**REQUIRED WORK**
Please reproduce each line of the records below word for word, leaving out the pictures.

[START ENTRIES SHOWN]

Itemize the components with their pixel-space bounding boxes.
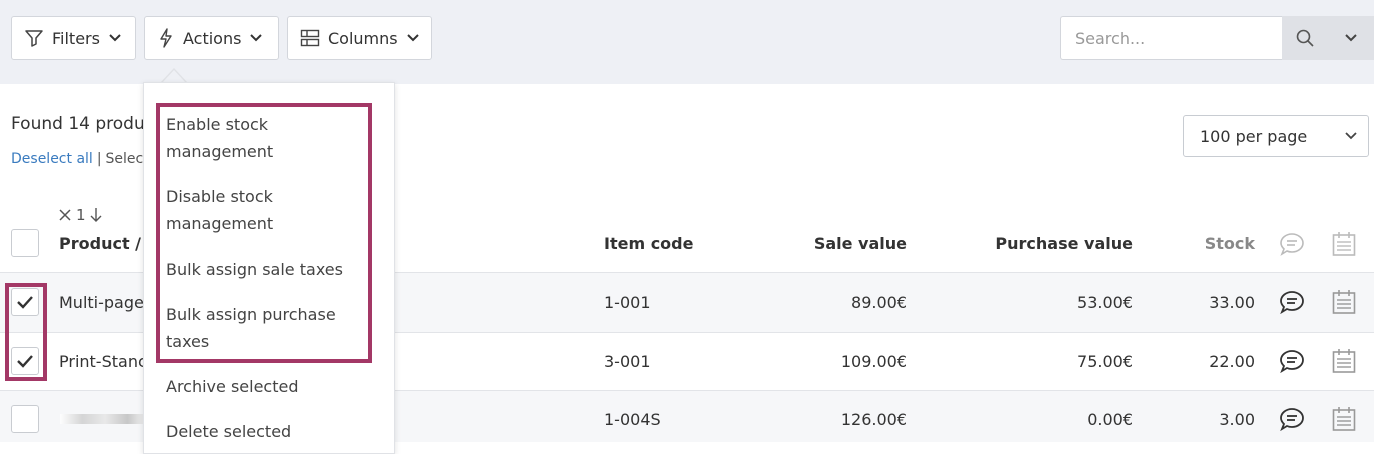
filters-label: Filters — [52, 28, 100, 48]
columns-label: Columns — [328, 28, 398, 48]
comment-icon — [1280, 233, 1304, 256]
item-code: 1-004S — [604, 410, 661, 429]
calendar-icon[interactable] — [1332, 348, 1356, 374]
chevron-down-icon — [406, 34, 419, 42]
chevron-down-icon — [109, 34, 121, 42]
calendar-icon[interactable] — [1332, 289, 1356, 315]
header-item-code[interactable]: Item code — [604, 234, 693, 253]
chevron-down-icon — [1345, 132, 1357, 140]
deselect-all-link[interactable]: Deselect all — [11, 151, 93, 167]
selection-controls: Deselect all | Selec — [11, 151, 143, 167]
header-stock[interactable]: Stock — [1155, 234, 1255, 253]
per-page-value: 100 per page — [1200, 126, 1308, 146]
comment-icon[interactable] — [1279, 407, 1305, 431]
product-name[interactable]: Print-Stanc — [59, 352, 147, 371]
menu-highlight — [156, 103, 372, 363]
header-purchase-value[interactable]: Purchase value — [933, 234, 1133, 253]
search-icon — [1296, 29, 1314, 47]
menu-item-archive[interactable]: Archive selected — [166, 373, 366, 400]
stock-value: 33.00 — [1209, 293, 1255, 312]
purchase-value: 0.00€ — [1087, 410, 1133, 429]
purchase-value: 75.00€ — [1077, 352, 1133, 371]
arrow-down-icon — [90, 208, 102, 222]
separator: | — [96, 151, 102, 167]
redacted-product-name — [60, 414, 150, 424]
chevron-down-icon — [250, 34, 263, 42]
filters-button[interactable]: Filters — [11, 16, 136, 60]
sale-value: 126.00€ — [840, 410, 907, 429]
row-checkbox[interactable] — [11, 405, 39, 433]
lightning-icon — [160, 28, 172, 48]
stock-value: 3.00 — [1219, 410, 1255, 429]
stock-value: 22.00 — [1209, 352, 1255, 371]
search-button[interactable] — [1282, 16, 1328, 60]
comment-icon[interactable] — [1279, 290, 1305, 314]
purchase-value: 53.00€ — [1077, 293, 1133, 312]
item-code: 3-001 — [604, 352, 651, 371]
select-link[interactable]: Selec — [106, 151, 144, 167]
comment-icon[interactable] — [1279, 349, 1305, 373]
search-input[interactable] — [1060, 16, 1282, 60]
checkbox-highlight — [5, 283, 47, 381]
sale-value: 109.00€ — [840, 352, 907, 371]
results-count: Found 14 produc — [11, 114, 155, 134]
close-icon[interactable] — [58, 208, 72, 222]
sort-index: 1 — [76, 206, 86, 224]
search-options-button[interactable] — [1328, 16, 1374, 60]
columns-icon — [300, 29, 320, 47]
filter-icon — [25, 30, 43, 47]
calendar-icon[interactable] — [1332, 406, 1356, 432]
header-sale-value[interactable]: Sale value — [707, 234, 907, 253]
per-page-select[interactable]: 100 per page — [1183, 115, 1369, 157]
select-all-checkbox[interactable] — [11, 229, 39, 257]
calendar-icon — [1332, 232, 1356, 256]
menu-item-delete[interactable]: Delete selected — [166, 418, 366, 445]
item-code: 1-001 — [604, 293, 651, 312]
columns-button[interactable]: Columns — [287, 16, 432, 60]
sale-value: 89.00€ — [851, 293, 907, 312]
actions-button[interactable]: Actions — [144, 16, 279, 60]
chevron-down-icon — [1345, 34, 1357, 42]
sort-indicator[interactable]: 1 — [58, 206, 102, 224]
actions-label: Actions — [183, 28, 242, 48]
product-name[interactable]: Multi-page — [59, 293, 144, 312]
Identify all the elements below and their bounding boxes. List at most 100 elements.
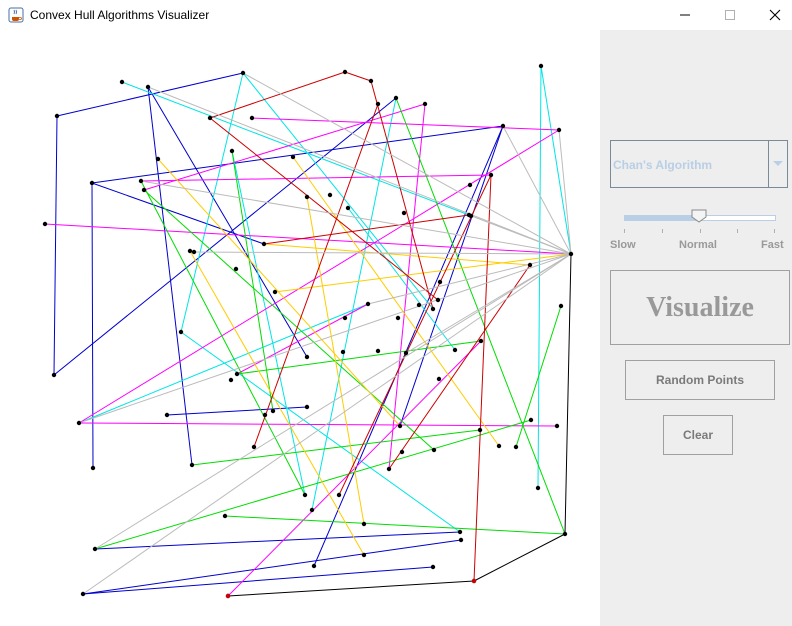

[END ENTRIES SHOWN]

**WORKED ANSWER**
Itemize the components with their pixel-space bounding boxes.
filters-label: Filters — [52, 28, 100, 48]
columns-label: Columns — [328, 28, 398, 48]
comment-icon — [1280, 233, 1304, 256]
item-code: 1-004S — [604, 410, 661, 429]
calendar-icon[interactable] — [1332, 348, 1356, 374]
chevron-down-icon — [406, 34, 419, 42]
chevron-down-icon — [109, 34, 121, 42]
calendar-icon[interactable] — [1332, 289, 1356, 315]
header-item-code[interactable]: Item code — [604, 234, 693, 253]
chevron-down-icon — [1345, 132, 1357, 140]
deselect-all-link[interactable]: Deselect all — [11, 151, 93, 167]
selection-controls: Deselect all | Selec — [11, 151, 143, 167]
header-stock[interactable]: Stock — [1155, 234, 1255, 253]
per-page-value: 100 per page — [1200, 126, 1308, 146]
comment-icon[interactable] — [1279, 407, 1305, 431]
product-name[interactable]: Print-Stanc — [59, 352, 147, 371]
menu-highlight — [156, 103, 372, 363]
header-purchase-value[interactable]: Purchase value — [933, 234, 1133, 253]
search-icon — [1296, 29, 1314, 47]
menu-item-archive[interactable]: Archive selected — [166, 373, 366, 400]
stock-value: 33.00 — [1209, 293, 1255, 312]
purchase-value: 0.00€ — [1087, 410, 1133, 429]
purchase-value: 75.00€ — [1077, 352, 1133, 371]
arrow-down-icon — [90, 208, 102, 222]
separator: | — [96, 151, 102, 167]
redacted-product-name — [60, 414, 150, 424]
chevron-down-icon — [250, 34, 263, 42]
filters-button[interactable]: Filters — [11, 16, 136, 60]
sale-value: 126.00€ — [840, 410, 907, 429]
row-checkbox[interactable] — [11, 405, 39, 433]
lightning-icon — [160, 28, 172, 48]
stock-value: 3.00 — [1219, 410, 1255, 429]
stock-value: 22.00 — [1209, 352, 1255, 371]
search-button[interactable] — [1282, 16, 1328, 60]
comment-icon[interactable] — [1279, 290, 1305, 314]
purchase-value: 53.00€ — [1077, 293, 1133, 312]
item-code: 3-001 — [604, 352, 651, 371]
select-link[interactable]: Selec — [106, 151, 144, 167]
comment-icon[interactable] — [1279, 349, 1305, 373]
search-input[interactable] — [1060, 16, 1282, 60]
checkbox-highlight — [5, 283, 47, 381]
sale-value: 109.00€ — [840, 352, 907, 371]
results-count: Found 14 produc — [11, 114, 155, 134]
close-icon[interactable] — [58, 208, 72, 222]
sort-index: 1 — [76, 206, 86, 224]
search-options-button[interactable] — [1328, 16, 1374, 60]
columns-icon — [300, 29, 320, 47]
filter-icon — [25, 30, 43, 47]
calendar-icon[interactable] — [1332, 406, 1356, 432]
header-sale-value[interactable]: Sale value — [707, 234, 907, 253]
per-page-select[interactable]: 100 per page — [1183, 115, 1369, 157]
select-all-checkbox[interactable] — [11, 229, 39, 257]
calendar-icon — [1332, 232, 1356, 256]
menu-item-delete[interactable]: Delete selected — [166, 418, 366, 445]
item-code: 1-001 — [604, 293, 651, 312]
columns-button[interactable]: Columns — [287, 16, 432, 60]
sale-value: 89.00€ — [851, 293, 907, 312]
actions-button[interactable]: Actions — [144, 16, 279, 60]
chevron-down-icon — [1345, 34, 1357, 42]
sort-indicator[interactable]: 1 — [58, 206, 102, 224]
actions-label: Actions — [183, 28, 242, 48]
product-name[interactable]: Multi-page — [59, 293, 144, 312]
Identify all the elements below and their bounding boxes. List at most 100 elements.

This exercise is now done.